■ TEXT EXTRACT
— START —

Well, compared to the last book, this one slowed down. Not to say that there wasn’t tons of action, you just didn’t get beat down with it like the last book.
I must say, this one has tons more description. We’re experiencing the aftermath of Changes and we’re thrown some new situations in which Harry is unfamiliar. Explaining and engrossing you in these new found settings was done thoroughly. And I think Butcher’s depth of conveying emotion and physical sensations has improved, thus beefing up those descriptions. I haven’t minded them until this book. I guess I was too curious to know what the heck was going to happen that I ended up reading over those sections a bit fast, almost to the point of skimming.
I think what this book pulled off was to show us how impactful Harry is upon Chicago, not to mention a transition from Changes to what we can expect in the next book. It’s a nice move forward book that transitions from the almost normal Harry world to this new, crazy one we’re about to step into.

— END —

■ GIVEN INFORMATION
— START —

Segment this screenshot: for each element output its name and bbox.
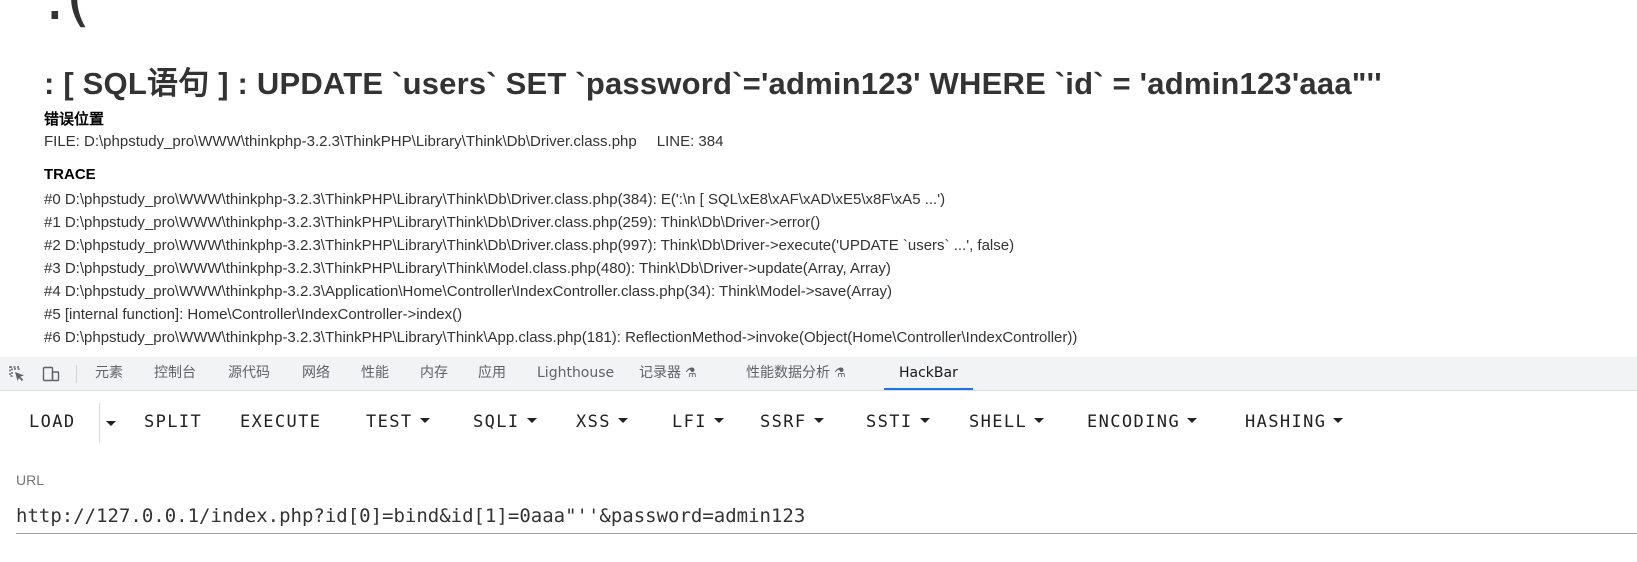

— END —

■ SET TASKS
1 – Reproduce the part of the book review starting with "I must say, this" and going on through "point of skimming.".
2 – Translate this sentence from the book review into Spanish: "I must say, this one has tons more description."
3 – Go on with the book review from the point where it ends.
The material has no connection to the book review.

■ SOLVED PROBLEMS
1 –
I must say, this one has tons more description. We’re experiencing the aftermath of Changes and we’re thrown some new situations in which Harry is unfamiliar. Explaining and engrossing you in these new found settings was done thoroughly. And I think Butcher’s depth of conveying emotion and physical sensations has improved, thus beefing up those descriptions. I haven’t minded them until this book. I guess I was too curious to know what the heck was going to happen that I ended up reading over those sections a bit fast, almost to the point of skimming.

2 – Debo decir que este tiene muchísima más descripción.

3 –
When I started this series I was worried about the length of it. I mean, 24 books? First person through all of it? I had doubts I’d be able to stick with it without feeling as though I’d read the same thing over and over. I guess that’s the beauty of Butcher’s writing. Besides the descriptions of some reoccurring places and people, it doesn’t have that same ol’ same ol’ feel to it. New stuff gets introduced all the time and it makes each book feel fresh. The characters are changing and not all get happy little endings. It’s alway nice to have a fallback series, one that you know you’ll enjoy. I already want to read through the series again, which is a testament to Butcher’s skill. Re-readability is a hard thing to achieve.